● **Supplied records**:
----------

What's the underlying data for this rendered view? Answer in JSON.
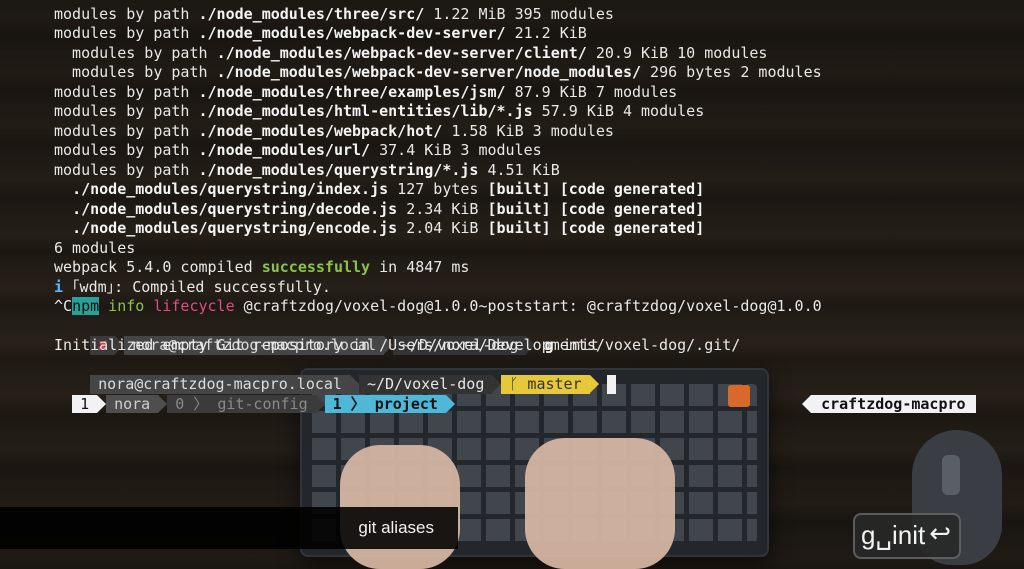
{
  "terminal": {
    "lines": [
      {
        "pre": "modules by path ",
        "bold": "./node_modules/three/src/",
        "post": " 1.22 MiB 395 modules"
      },
      {
        "pre": "modules by path ",
        "bold": "./node_modules/webpack-dev-server/",
        "post": " 21.2 KiB"
      },
      {
        "pre": "  modules by path ",
        "bold": "./node_modules/webpack-dev-server/client/",
        "post": " 20.9 KiB 10 modules"
      },
      {
        "pre": "  modules by path ",
        "bold": "./node_modules/webpack-dev-server/node_modules/",
        "post": " 296 bytes 2 modules"
      },
      {
        "pre": "modules by path ",
        "bold": "./node_modules/three/examples/jsm/",
        "post": " 87.9 KiB 7 modules"
      },
      {
        "pre": "modules by path ",
        "bold": "./node_modules/html-entities/lib/*.js",
        "post": " 57.9 KiB 4 modules"
      },
      {
        "pre": "modules by path ",
        "bold": "./node_modules/webpack/hot/",
        "post": " 1.58 KiB 3 modules"
      },
      {
        "pre": "modules by path ",
        "bold": "./node_modules/url/",
        "post": " 37.4 KiB 3 modules"
      },
      {
        "pre": "modules by path ",
        "bold": "./node_modules/querystring/*.js",
        "post": " 4.51 KiB"
      },
      {
        "pre": "  ",
        "bold": "./node_modules/querystring/index.js",
        "post": " 127 bytes ",
        "tag1": "[built]",
        "tag2": "[code generated]"
      },
      {
        "pre": "  ",
        "bold": "./node_modules/querystring/decode.js",
        "post": " 2.34 KiB ",
        "tag1": "[built]",
        "tag2": "[code generated]"
      },
      {
        "pre": "  ",
        "bold": "./node_modules/querystring/encode.js",
        "post": " 2.04 KiB ",
        "tag1": "[built]",
        "tag2": "[code generated]"
      }
    ],
    "modules_count": "6 modules",
    "compiled": {
      "pre": "webpack 5.4.0 compiled ",
      "bold": "successfully",
      "post": " in 4847 ms"
    },
    "wdm": {
      "icon": "i",
      "text": " ｢wdm｣: Compiled successfully."
    },
    "npm_line": {
      "ctrl": "^C",
      "npm": "npm",
      "info": " info ",
      "lifecycle": "lifecycle",
      "rest": " @craftzdog/voxel-dog@1.0.0~poststart: @craftzdog/voxel-dog@1.0.0"
    },
    "prompt1": {
      "x": "✘",
      "user": "nora@craftzdog-macpro.local",
      "path": "~/D/voxel-dog",
      "cmd_g": "g",
      "cmd_rest": " init"
    },
    "init_msg": "Initialized empty Git repository in /Users/nora/Developments/voxel-dog/.git/",
    "prompt2": {
      "user": "nora@craftzdog-macpro.local",
      "path": "~/D/voxel-dog",
      "branch_icon": "ᚴ",
      "branch": "master"
    }
  },
  "statusbar": {
    "session_num": "1",
    "session_name": "nora",
    "win0_num": "0",
    "win0_name": "git-config",
    "win1_num": "1",
    "win1_name": "project",
    "host": "craftzdog-macpro"
  },
  "caption": "git aliases",
  "keystroke": {
    "text": "g␣init",
    "return_icon": "↩"
  },
  "colors": {
    "accent_cyan": "#4fb7d8",
    "branch_yellow": "#e5c93b",
    "success_green": "#8bc34a",
    "lifecycle_pink": "#e14c8a"
  }
}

----------

● **Set exercise**:
Can you retype every record above exactly, leaving out the pictures?

● **Solution to the problem**:
What's the underlying data for this rendered view? Answer in JSON.
{
  "terminal": {
    "lines": [
      {
        "pre": "modules by path ",
        "bold": "./node_modules/three/src/",
        "post": " 1.22 MiB 395 modules"
      },
      {
        "pre": "modules by path ",
        "bold": "./node_modules/webpack-dev-server/",
        "post": " 21.2 KiB"
      },
      {
        "pre": "  modules by path ",
        "bold": "./node_modules/webpack-dev-server/client/",
        "post": " 20.9 KiB 10 modules"
      },
      {
        "pre": "  modules by path ",
        "bold": "./node_modules/webpack-dev-server/node_modules/",
        "post": " 296 bytes 2 modules"
      },
      {
        "pre": "modules by path ",
        "bold": "./node_modules/three/examples/jsm/",
        "post": " 87.9 KiB 7 modules"
      },
      {
        "pre": "modules by path ",
        "bold": "./node_modules/html-entities/lib/*.js",
        "post": " 57.9 KiB 4 modules"
      },
      {
        "pre": "modules by path ",
        "bold": "./node_modules/webpack/hot/",
        "post": " 1.58 KiB 3 modules"
      },
      {
        "pre": "modules by path ",
        "bold": "./node_modules/url/",
        "post": " 37.4 KiB 3 modules"
      },
      {
        "pre": "modules by path ",
        "bold": "./node_modules/querystring/*.js",
        "post": " 4.51 KiB"
      },
      {
        "pre": "  ",
        "bold": "./node_modules/querystring/index.js",
        "post": " 127 bytes ",
        "tag1": "[built]",
        "tag2": "[code generated]"
      },
      {
        "pre": "  ",
        "bold": "./node_modules/querystring/decode.js",
        "post": " 2.34 KiB ",
        "tag1": "[built]",
        "tag2": "[code generated]"
      },
      {
        "pre": "  ",
        "bold": "./node_modules/querystring/encode.js",
        "post": " 2.04 KiB ",
        "tag1": "[built]",
        "tag2": "[code generated]"
      }
    ],
    "modules_count": "6 modules",
    "compiled": {
      "pre": "webpack 5.4.0 compiled ",
      "bold": "successfully",
      "post": " in 4847 ms"
    },
    "wdm": {
      "icon": "i",
      "text": " ｢wdm｣: Compiled successfully."
    },
    "npm_line": {
      "ctrl": "^C",
      "npm": "npm",
      "info": " info ",
      "lifecycle": "lifecycle",
      "rest": " @craftzdog/voxel-dog@1.0.0~poststart: @craftzdog/voxel-dog@1.0.0"
    },
    "prompt1": {
      "x": "✘",
      "user": "nora@craftzdog-macpro.local",
      "path": "~/D/voxel-dog",
      "cmd_g": "g",
      "cmd_rest": " init"
    },
    "init_msg": "Initialized empty Git repository in /Users/nora/Developments/voxel-dog/.git/",
    "prompt2": {
      "user": "nora@craftzdog-macpro.local",
      "path": "~/D/voxel-dog",
      "branch_icon": "ᚴ",
      "branch": "master"
    }
  },
  "statusbar": {
    "session_num": "1",
    "session_name": "nora",
    "win0_num": "0",
    "win0_name": "git-config",
    "win1_num": "1",
    "win1_name": "project",
    "host": "craftzdog-macpro"
  },
  "caption": "git aliases",
  "keystroke": {
    "text": "g␣init",
    "return_icon": "↩"
  },
  "colors": {
    "accent_cyan": "#4fb7d8",
    "branch_yellow": "#e5c93b",
    "success_green": "#8bc34a",
    "lifecycle_pink": "#e14c8a"
  }
}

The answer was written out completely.